● Written instruction:
Copy all lines below exactly as written. Leave pictures out.

● Data lines:
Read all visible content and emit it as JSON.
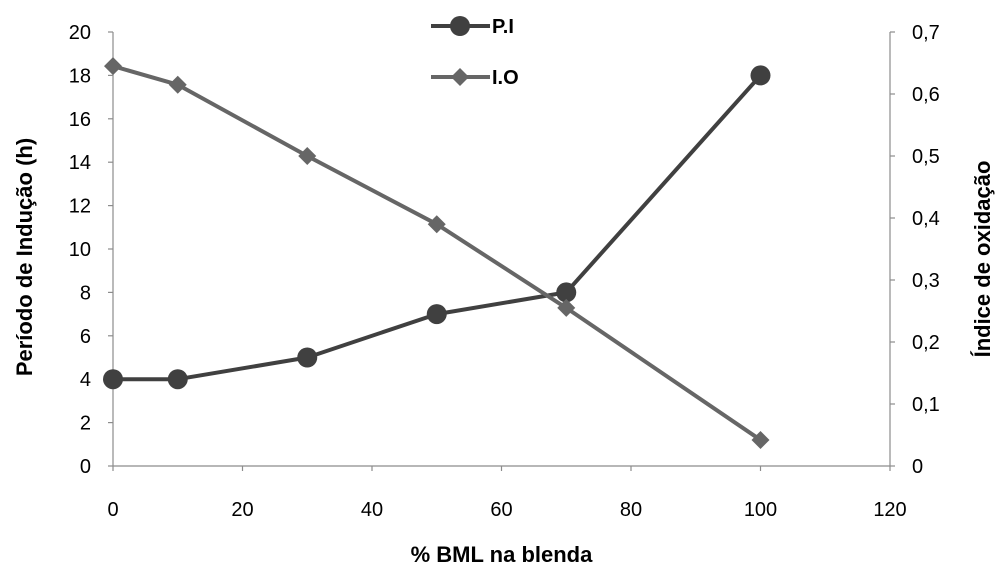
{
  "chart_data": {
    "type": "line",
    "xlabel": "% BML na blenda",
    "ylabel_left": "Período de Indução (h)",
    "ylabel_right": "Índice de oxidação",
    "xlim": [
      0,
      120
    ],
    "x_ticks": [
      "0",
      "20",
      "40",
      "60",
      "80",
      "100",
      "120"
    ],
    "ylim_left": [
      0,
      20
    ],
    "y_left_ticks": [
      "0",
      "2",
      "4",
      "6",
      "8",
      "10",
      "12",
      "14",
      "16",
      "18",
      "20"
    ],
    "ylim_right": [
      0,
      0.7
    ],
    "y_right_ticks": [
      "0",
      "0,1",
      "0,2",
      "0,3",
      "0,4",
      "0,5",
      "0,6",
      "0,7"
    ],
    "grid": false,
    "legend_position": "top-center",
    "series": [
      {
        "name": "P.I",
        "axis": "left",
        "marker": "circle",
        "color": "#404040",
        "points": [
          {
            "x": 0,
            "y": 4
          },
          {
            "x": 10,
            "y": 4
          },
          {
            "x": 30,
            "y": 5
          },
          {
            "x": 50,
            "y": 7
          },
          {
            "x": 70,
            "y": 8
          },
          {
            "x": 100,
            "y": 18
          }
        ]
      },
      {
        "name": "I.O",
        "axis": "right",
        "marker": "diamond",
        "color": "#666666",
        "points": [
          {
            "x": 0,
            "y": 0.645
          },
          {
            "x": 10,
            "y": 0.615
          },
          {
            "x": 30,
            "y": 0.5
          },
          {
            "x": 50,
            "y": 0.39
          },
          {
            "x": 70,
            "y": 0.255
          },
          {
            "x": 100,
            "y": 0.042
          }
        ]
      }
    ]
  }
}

● The result:
Read all visible content and emit it as JSON.
{
  "chart_data": {
    "type": "line",
    "xlabel": "% BML na blenda",
    "ylabel_left": "Período de Indução (h)",
    "ylabel_right": "Índice de oxidação",
    "xlim": [
      0,
      120
    ],
    "x_ticks": [
      "0",
      "20",
      "40",
      "60",
      "80",
      "100",
      "120"
    ],
    "ylim_left": [
      0,
      20
    ],
    "y_left_ticks": [
      "0",
      "2",
      "4",
      "6",
      "8",
      "10",
      "12",
      "14",
      "16",
      "18",
      "20"
    ],
    "ylim_right": [
      0,
      0.7
    ],
    "y_right_ticks": [
      "0",
      "0,1",
      "0,2",
      "0,3",
      "0,4",
      "0,5",
      "0,6",
      "0,7"
    ],
    "grid": false,
    "legend_position": "top-center",
    "series": [
      {
        "name": "P.I",
        "axis": "left",
        "marker": "circle",
        "color": "#404040",
        "points": [
          {
            "x": 0,
            "y": 4
          },
          {
            "x": 10,
            "y": 4
          },
          {
            "x": 30,
            "y": 5
          },
          {
            "x": 50,
            "y": 7
          },
          {
            "x": 70,
            "y": 8
          },
          {
            "x": 100,
            "y": 18
          }
        ]
      },
      {
        "name": "I.O",
        "axis": "right",
        "marker": "diamond",
        "color": "#666666",
        "points": [
          {
            "x": 0,
            "y": 0.645
          },
          {
            "x": 10,
            "y": 0.615
          },
          {
            "x": 30,
            "y": 0.5
          },
          {
            "x": 50,
            "y": 0.39
          },
          {
            "x": 70,
            "y": 0.255
          },
          {
            "x": 100,
            "y": 0.042
          }
        ]
      }
    ]
  }
}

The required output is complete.